→ EXERCISE:
Pull out all lines from the listing below in which the word "true" appears.

→ RECORDS SUPPLIED:
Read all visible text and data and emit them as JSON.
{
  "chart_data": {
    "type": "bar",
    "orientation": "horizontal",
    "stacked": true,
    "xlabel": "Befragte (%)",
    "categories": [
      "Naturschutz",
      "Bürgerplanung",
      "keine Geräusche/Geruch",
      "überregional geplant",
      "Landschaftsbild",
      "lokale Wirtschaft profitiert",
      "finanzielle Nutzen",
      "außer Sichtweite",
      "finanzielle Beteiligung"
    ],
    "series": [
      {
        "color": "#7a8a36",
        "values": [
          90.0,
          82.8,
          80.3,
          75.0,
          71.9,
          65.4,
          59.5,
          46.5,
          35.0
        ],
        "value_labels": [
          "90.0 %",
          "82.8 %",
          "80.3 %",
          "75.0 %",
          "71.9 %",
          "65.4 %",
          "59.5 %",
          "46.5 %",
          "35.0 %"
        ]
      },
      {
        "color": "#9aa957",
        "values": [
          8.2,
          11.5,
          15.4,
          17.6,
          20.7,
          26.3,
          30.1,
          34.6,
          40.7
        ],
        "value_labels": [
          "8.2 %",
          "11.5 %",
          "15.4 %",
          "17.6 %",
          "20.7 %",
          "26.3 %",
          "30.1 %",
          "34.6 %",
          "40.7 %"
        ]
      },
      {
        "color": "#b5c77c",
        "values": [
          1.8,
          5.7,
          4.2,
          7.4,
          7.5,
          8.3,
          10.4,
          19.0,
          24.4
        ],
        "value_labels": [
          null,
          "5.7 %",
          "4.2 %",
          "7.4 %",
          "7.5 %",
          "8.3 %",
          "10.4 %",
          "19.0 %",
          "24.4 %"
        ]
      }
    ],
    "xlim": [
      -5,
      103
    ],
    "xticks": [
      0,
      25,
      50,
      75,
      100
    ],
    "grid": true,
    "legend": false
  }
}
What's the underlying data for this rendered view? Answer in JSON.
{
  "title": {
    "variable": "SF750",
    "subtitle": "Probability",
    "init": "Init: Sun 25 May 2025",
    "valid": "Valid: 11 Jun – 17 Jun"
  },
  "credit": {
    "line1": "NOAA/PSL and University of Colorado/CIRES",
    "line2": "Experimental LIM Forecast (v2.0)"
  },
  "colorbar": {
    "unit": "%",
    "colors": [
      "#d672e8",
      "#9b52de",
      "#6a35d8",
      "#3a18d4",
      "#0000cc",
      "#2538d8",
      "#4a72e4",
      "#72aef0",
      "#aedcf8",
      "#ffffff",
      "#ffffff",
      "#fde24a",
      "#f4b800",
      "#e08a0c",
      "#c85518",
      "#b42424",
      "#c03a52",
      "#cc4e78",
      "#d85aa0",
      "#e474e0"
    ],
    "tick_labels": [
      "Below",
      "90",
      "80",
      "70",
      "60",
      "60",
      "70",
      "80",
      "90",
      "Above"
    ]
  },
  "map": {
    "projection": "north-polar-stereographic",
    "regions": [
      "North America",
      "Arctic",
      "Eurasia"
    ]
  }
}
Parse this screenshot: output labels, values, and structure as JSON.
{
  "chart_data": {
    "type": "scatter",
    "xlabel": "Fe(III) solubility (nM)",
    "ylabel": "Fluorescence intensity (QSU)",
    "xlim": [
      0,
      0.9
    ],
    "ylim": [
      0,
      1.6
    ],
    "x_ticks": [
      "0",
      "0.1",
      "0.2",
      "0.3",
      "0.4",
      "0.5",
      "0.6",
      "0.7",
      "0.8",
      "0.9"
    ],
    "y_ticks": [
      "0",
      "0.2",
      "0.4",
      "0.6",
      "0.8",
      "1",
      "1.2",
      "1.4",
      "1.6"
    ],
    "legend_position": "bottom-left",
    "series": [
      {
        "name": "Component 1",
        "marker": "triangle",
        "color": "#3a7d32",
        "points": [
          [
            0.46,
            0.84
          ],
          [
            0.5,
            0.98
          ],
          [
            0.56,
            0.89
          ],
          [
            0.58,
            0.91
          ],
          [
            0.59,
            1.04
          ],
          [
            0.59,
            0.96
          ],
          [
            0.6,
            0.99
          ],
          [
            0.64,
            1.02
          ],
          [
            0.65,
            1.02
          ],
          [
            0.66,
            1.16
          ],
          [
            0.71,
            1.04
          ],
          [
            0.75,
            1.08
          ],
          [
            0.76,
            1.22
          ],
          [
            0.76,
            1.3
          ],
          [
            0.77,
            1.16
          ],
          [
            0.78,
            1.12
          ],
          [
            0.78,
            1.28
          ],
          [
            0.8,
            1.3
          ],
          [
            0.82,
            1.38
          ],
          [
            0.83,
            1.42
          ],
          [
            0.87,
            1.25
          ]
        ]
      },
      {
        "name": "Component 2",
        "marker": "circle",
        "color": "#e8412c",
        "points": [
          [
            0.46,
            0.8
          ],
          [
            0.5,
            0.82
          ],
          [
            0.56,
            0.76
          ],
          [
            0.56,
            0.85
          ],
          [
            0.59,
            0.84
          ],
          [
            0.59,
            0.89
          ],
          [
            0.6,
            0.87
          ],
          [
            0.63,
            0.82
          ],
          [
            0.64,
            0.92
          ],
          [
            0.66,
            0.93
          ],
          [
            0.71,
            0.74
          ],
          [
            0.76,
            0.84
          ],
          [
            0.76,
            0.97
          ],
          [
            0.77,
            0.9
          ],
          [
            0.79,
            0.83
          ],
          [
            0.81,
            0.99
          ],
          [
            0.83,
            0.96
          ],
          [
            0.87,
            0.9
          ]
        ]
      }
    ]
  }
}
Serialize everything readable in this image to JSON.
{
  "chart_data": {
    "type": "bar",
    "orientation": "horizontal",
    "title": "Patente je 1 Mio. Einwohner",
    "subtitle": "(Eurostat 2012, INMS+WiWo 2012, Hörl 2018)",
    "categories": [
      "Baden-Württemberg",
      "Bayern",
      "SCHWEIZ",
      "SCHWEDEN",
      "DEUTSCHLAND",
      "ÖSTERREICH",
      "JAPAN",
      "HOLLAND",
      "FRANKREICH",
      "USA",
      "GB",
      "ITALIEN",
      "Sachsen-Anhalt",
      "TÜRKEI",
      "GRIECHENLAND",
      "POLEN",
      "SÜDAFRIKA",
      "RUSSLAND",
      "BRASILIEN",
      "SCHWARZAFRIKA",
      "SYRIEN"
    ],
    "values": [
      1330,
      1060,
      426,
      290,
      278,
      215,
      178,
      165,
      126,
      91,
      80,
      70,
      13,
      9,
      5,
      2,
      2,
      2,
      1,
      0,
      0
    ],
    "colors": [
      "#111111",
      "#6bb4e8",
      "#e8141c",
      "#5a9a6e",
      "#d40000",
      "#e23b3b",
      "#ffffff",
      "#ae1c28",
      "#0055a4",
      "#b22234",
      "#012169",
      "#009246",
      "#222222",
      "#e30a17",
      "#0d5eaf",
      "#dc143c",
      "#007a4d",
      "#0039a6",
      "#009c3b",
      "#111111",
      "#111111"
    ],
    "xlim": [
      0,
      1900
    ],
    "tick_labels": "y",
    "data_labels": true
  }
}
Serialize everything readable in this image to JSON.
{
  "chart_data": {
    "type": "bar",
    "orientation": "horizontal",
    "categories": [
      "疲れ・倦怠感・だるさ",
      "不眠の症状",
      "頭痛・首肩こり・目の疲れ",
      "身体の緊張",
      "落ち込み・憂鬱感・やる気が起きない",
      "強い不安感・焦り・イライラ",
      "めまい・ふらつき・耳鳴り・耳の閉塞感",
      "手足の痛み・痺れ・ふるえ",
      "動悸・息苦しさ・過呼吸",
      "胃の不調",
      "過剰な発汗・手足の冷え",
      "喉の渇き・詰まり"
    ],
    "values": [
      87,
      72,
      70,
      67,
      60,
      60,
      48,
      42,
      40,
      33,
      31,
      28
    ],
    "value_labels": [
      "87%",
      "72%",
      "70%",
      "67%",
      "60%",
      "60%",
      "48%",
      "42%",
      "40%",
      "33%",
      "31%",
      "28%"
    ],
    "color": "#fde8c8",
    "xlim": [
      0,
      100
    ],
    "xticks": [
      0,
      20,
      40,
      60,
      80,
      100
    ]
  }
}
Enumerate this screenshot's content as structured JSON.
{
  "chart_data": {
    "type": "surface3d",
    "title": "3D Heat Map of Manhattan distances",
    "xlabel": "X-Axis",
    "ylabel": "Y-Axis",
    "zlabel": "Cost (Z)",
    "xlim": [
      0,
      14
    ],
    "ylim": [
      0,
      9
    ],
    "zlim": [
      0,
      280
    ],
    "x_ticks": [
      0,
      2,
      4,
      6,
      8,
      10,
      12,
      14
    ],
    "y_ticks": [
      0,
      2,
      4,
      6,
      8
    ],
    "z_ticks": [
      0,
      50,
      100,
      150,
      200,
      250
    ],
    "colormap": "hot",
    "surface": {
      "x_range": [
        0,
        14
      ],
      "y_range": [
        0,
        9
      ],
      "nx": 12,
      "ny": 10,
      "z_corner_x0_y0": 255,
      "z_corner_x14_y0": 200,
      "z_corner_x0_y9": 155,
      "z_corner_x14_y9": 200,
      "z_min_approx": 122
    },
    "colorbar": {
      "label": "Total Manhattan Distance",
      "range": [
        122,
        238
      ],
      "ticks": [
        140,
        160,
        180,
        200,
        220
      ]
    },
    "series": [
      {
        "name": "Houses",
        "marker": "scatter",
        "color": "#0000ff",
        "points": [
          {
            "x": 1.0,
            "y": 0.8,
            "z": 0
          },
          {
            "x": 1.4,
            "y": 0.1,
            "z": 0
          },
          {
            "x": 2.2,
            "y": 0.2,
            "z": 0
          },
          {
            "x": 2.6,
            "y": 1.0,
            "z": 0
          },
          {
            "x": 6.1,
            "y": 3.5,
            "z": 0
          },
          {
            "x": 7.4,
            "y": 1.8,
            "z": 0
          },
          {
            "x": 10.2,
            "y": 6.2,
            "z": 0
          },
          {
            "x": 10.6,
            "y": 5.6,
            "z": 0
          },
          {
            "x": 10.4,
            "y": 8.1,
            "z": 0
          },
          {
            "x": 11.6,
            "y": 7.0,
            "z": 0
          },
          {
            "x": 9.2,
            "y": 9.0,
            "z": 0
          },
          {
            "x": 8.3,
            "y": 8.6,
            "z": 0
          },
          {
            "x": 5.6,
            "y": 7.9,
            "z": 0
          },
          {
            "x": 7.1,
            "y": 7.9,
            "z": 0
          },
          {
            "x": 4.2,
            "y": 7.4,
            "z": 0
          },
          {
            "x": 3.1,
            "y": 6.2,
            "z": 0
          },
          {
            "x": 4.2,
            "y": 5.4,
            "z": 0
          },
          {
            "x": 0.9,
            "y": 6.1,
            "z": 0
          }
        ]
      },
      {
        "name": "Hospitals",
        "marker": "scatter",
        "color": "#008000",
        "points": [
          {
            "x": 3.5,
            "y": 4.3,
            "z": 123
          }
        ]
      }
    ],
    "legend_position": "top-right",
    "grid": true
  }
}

→ EXERCISE SOLUTION:
    "stacked": true,
    "grid": true,
    "data_labels": true
    "grid": true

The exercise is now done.